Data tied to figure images
:::::
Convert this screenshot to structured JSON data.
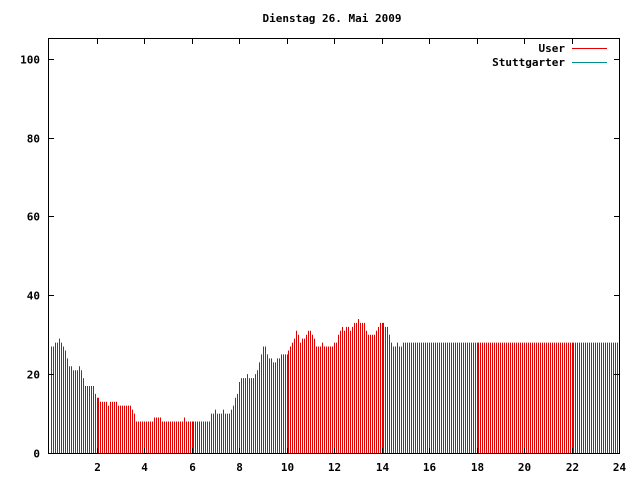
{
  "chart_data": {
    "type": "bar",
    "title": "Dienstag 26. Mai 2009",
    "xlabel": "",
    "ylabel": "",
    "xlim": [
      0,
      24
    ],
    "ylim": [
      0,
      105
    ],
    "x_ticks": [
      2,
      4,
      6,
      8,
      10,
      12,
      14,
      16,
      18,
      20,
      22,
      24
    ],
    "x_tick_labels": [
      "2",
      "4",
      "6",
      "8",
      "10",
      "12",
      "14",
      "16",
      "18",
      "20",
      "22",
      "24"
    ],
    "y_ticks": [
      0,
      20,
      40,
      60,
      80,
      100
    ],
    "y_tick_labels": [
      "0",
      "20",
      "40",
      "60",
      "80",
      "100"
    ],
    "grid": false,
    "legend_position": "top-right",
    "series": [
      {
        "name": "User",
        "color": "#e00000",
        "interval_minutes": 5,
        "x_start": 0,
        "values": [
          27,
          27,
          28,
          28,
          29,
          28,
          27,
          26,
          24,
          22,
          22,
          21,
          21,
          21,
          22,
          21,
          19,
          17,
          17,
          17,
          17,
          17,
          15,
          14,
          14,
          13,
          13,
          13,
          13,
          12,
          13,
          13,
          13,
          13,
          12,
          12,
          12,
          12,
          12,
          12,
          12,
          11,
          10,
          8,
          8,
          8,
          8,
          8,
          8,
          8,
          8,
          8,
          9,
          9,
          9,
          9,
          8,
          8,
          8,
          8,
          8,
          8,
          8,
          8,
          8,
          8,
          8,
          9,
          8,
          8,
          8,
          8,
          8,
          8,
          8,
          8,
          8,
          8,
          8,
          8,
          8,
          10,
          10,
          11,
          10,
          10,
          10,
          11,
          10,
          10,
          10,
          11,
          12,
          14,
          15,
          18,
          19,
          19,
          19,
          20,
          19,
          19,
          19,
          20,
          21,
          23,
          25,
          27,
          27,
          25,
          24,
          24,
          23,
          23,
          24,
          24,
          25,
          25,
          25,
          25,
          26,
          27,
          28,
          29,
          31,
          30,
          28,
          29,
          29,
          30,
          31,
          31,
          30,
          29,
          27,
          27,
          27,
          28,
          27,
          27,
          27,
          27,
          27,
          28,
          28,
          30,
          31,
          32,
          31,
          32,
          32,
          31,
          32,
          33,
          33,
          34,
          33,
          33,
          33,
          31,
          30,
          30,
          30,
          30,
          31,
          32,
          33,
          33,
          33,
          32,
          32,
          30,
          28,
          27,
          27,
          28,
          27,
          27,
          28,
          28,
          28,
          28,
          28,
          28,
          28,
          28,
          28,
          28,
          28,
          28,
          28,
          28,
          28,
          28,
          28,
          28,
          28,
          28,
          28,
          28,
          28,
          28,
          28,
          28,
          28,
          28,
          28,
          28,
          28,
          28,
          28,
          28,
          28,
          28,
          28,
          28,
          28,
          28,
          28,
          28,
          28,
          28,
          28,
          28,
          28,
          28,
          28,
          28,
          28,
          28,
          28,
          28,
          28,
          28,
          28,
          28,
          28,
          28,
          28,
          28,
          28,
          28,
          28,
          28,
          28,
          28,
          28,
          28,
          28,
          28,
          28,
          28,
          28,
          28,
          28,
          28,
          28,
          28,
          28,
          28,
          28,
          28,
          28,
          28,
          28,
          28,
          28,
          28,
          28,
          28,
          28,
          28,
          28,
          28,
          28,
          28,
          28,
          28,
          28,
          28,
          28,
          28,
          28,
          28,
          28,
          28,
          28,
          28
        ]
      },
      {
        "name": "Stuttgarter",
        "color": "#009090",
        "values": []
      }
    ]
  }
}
:::::
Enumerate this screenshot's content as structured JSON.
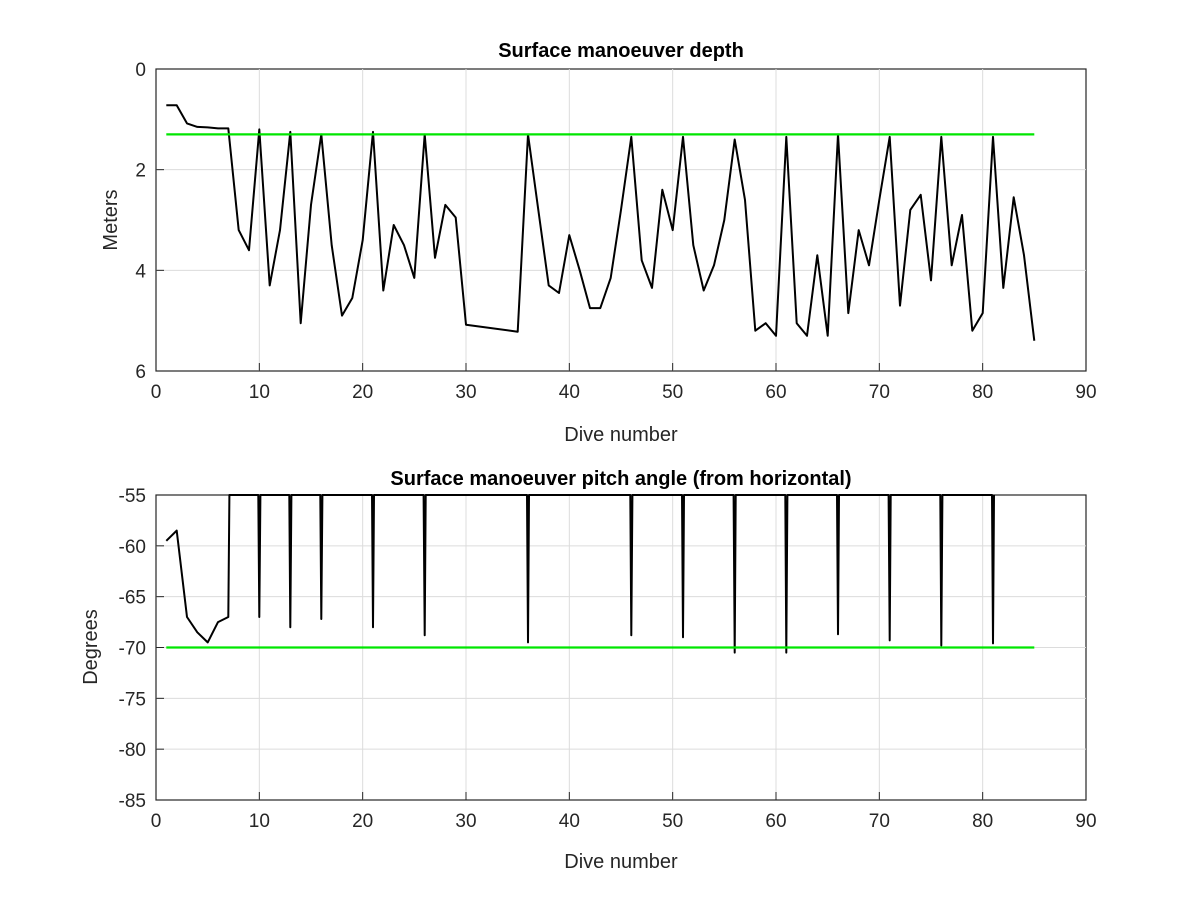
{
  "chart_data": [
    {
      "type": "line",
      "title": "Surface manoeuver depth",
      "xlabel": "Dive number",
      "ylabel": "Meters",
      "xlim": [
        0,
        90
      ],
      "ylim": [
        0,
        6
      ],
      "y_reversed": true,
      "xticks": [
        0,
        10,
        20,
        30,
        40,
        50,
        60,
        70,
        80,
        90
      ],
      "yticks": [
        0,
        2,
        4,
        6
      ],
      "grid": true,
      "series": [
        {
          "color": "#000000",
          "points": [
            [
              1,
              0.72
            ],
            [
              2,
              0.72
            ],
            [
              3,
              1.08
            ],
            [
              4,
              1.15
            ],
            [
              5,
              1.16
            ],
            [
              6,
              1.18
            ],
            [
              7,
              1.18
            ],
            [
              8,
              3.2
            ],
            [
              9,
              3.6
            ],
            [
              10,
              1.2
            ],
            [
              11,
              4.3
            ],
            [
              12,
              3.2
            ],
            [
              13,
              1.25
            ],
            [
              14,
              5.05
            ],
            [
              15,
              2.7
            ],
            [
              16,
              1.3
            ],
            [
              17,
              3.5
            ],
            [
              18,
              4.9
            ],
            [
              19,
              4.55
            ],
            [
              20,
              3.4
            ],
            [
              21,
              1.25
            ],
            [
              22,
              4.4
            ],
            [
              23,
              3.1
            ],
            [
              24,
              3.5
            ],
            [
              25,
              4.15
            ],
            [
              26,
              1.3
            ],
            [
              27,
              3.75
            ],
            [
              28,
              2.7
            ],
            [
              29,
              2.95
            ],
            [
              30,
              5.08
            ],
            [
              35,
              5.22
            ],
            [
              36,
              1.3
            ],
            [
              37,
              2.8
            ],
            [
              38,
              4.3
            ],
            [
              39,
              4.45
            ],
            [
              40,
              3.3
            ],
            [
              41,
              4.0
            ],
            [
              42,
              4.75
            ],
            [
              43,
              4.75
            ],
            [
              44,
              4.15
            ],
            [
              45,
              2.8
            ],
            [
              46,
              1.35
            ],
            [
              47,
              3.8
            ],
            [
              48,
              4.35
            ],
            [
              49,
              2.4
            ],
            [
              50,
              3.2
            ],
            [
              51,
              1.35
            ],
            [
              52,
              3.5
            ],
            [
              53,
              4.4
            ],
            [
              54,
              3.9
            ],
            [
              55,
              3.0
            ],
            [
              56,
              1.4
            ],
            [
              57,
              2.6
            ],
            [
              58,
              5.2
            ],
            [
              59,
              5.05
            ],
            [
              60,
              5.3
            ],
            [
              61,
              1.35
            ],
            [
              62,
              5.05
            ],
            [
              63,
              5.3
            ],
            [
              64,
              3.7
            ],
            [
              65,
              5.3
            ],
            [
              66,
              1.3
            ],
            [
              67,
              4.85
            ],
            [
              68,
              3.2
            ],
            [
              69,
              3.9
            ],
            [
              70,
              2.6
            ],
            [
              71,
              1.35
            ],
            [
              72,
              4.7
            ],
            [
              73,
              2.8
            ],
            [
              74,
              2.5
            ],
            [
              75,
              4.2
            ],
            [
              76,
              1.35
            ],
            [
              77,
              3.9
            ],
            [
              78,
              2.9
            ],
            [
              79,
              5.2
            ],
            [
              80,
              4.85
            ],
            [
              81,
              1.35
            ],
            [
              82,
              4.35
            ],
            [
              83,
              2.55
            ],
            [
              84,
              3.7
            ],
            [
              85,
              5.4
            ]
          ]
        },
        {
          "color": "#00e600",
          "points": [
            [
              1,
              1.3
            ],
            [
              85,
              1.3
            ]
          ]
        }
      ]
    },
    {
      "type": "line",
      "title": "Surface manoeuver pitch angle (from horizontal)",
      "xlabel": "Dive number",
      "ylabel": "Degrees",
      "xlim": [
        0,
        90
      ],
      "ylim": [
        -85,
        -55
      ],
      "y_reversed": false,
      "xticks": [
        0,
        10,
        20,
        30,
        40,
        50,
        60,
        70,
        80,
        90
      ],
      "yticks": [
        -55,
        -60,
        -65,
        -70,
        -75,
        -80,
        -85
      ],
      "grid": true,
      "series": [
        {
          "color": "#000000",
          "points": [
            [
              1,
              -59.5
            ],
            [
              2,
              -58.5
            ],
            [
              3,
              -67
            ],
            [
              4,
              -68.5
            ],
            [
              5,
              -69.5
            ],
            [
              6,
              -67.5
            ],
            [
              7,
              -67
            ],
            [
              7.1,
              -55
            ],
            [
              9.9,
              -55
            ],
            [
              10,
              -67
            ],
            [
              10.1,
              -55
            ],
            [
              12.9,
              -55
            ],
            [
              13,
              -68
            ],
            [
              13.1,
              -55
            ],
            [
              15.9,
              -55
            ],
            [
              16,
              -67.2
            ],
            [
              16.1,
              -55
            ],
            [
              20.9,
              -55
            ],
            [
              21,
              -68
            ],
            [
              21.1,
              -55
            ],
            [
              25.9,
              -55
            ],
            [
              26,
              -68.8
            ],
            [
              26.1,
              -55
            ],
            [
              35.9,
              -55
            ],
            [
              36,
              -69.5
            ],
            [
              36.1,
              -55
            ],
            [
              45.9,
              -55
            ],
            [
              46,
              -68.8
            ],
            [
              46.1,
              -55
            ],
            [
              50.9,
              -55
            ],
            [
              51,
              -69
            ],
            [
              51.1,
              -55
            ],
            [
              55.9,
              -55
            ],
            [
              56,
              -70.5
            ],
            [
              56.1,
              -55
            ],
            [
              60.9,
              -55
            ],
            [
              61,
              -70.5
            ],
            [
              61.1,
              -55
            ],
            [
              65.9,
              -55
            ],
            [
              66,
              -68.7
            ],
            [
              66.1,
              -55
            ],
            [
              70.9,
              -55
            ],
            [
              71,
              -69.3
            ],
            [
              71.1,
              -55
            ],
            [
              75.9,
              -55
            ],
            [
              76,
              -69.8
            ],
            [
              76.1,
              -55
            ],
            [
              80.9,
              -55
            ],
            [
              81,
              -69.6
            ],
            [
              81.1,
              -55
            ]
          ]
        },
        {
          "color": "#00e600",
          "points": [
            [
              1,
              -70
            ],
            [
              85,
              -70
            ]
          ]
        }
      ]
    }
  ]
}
:::::
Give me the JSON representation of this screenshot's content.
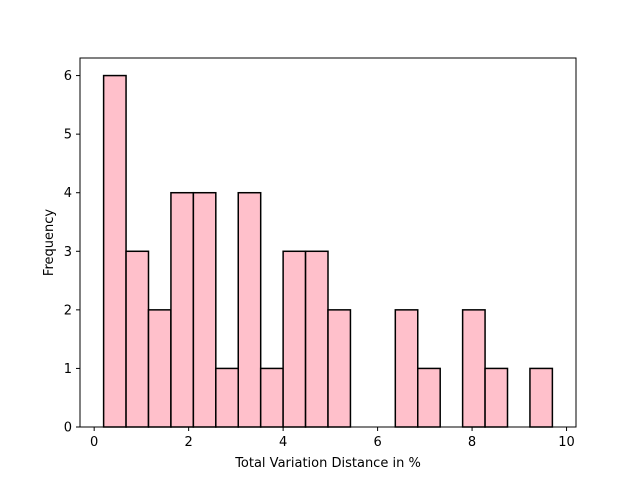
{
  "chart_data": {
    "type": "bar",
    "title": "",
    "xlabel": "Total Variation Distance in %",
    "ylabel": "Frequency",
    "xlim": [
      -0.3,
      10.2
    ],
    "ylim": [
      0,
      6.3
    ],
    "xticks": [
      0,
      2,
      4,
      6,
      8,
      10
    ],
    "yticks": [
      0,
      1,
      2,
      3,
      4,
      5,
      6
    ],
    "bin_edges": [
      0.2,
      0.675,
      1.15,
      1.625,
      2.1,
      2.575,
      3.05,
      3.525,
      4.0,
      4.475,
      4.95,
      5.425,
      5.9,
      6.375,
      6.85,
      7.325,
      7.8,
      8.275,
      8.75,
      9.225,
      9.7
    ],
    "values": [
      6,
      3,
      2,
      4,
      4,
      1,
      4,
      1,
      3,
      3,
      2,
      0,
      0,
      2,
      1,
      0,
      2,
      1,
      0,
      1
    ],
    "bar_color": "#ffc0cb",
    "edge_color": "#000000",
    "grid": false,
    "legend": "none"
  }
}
:::::
**SET TASK:** Identify every line above with the string "xlabel" in it. Copy those lines.

**CORRECT RESULT:**
    "xlabel": "",
      "xlabel": "Dive number",
      "xlabel": "Dive number",
    "xlabel": "Total Variation Distance in %",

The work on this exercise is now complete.